> [DATA FOR PROCESSING]:
========================================
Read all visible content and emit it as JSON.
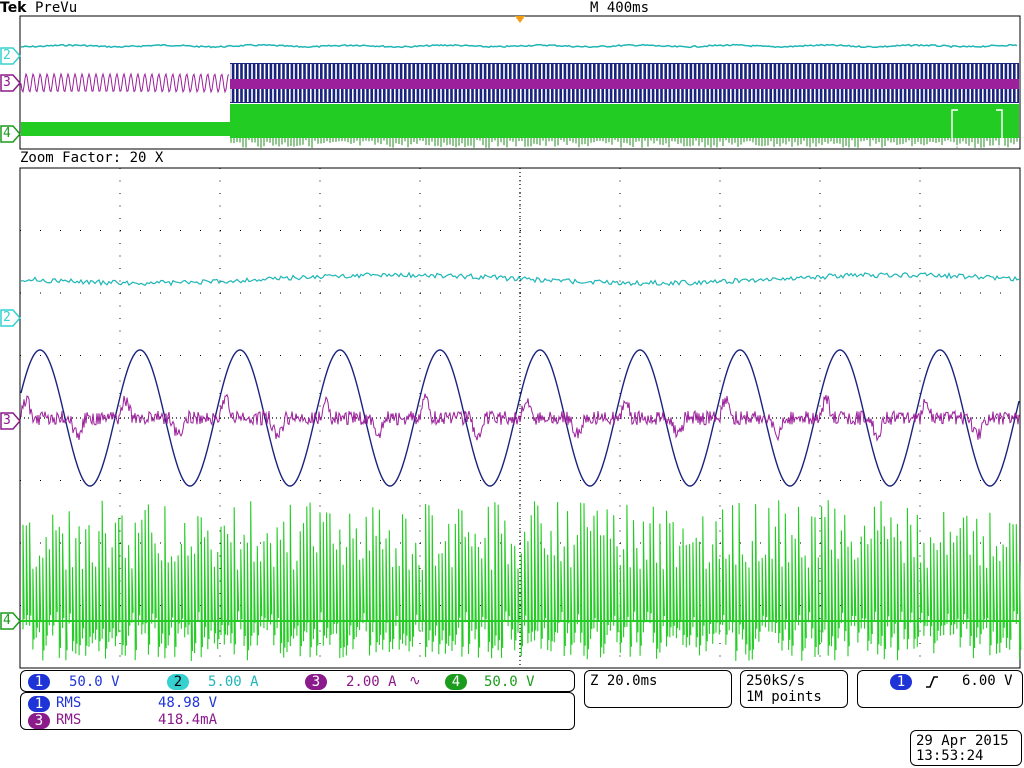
{
  "header": {
    "brand": "Tek",
    "mode": "PreVu",
    "timebase": "M 400ms"
  },
  "zoom": {
    "label": "Zoom Factor: 20 X"
  },
  "channel_markers": {
    "ch2": "2",
    "ch3": "3",
    "ch4": "4"
  },
  "colors": {
    "ch1": "#1a237e",
    "ch2": "#1fb5b5",
    "ch3": "#9c1f9c",
    "ch4": "#22cc22",
    "ch1_chip": "#1e34d6",
    "ch2_chip": "#35d0d0",
    "ch3_chip": "#8b1a8b",
    "ch4_chip": "#1c9c1c",
    "grid": "#000000",
    "trigger_marker": "#f39c12"
  },
  "channels": [
    {
      "num": "1",
      "scale": "50.0 V",
      "suffix": ""
    },
    {
      "num": "2",
      "scale": "5.00 A",
      "suffix": ""
    },
    {
      "num": "3",
      "scale": "2.00 A",
      "suffix": "∿"
    },
    {
      "num": "4",
      "scale": "50.0 V",
      "suffix": ""
    }
  ],
  "measurements": [
    {
      "channel": "1",
      "name": "RMS",
      "value": "48.98 V"
    },
    {
      "channel": "3",
      "name": "RMS",
      "value": "418.4mA"
    }
  ],
  "zoom_time": "Z 20.0ms",
  "acquisition": {
    "rate": "250kS/s",
    "record": "1M points"
  },
  "trigger": {
    "channel": "1",
    "slope_icon": "rising-edge",
    "level": "6.00 V"
  },
  "datetime": {
    "date": "29 Apr  2015",
    "time": "13:53:24"
  }
}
========================================
Images in the data above are to be skipped. Retype all other material exactly.

Read all visible content and emit it as JSON.
{
  "header": {
    "brand": "Tek",
    "mode": "PreVu",
    "timebase": "M 400ms"
  },
  "zoom": {
    "label": "Zoom Factor: 20 X"
  },
  "channel_markers": {
    "ch2": "2",
    "ch3": "3",
    "ch4": "4"
  },
  "colors": {
    "ch1": "#1a237e",
    "ch2": "#1fb5b5",
    "ch3": "#9c1f9c",
    "ch4": "#22cc22",
    "ch1_chip": "#1e34d6",
    "ch2_chip": "#35d0d0",
    "ch3_chip": "#8b1a8b",
    "ch4_chip": "#1c9c1c",
    "grid": "#000000",
    "trigger_marker": "#f39c12"
  },
  "channels": [
    {
      "num": "1",
      "scale": "50.0 V",
      "suffix": ""
    },
    {
      "num": "2",
      "scale": "5.00 A",
      "suffix": ""
    },
    {
      "num": "3",
      "scale": "2.00 A",
      "suffix": "∿"
    },
    {
      "num": "4",
      "scale": "50.0 V",
      "suffix": ""
    }
  ],
  "measurements": [
    {
      "channel": "1",
      "name": "RMS",
      "value": "48.98 V"
    },
    {
      "channel": "3",
      "name": "RMS",
      "value": "418.4mA"
    }
  ],
  "zoom_time": "Z 20.0ms",
  "acquisition": {
    "rate": "250kS/s",
    "record": "1M points"
  },
  "trigger": {
    "channel": "1",
    "slope_icon": "rising-edge",
    "level": "6.00 V"
  },
  "datetime": {
    "date": "29 Apr  2015",
    "time": "13:53:24"
  }
}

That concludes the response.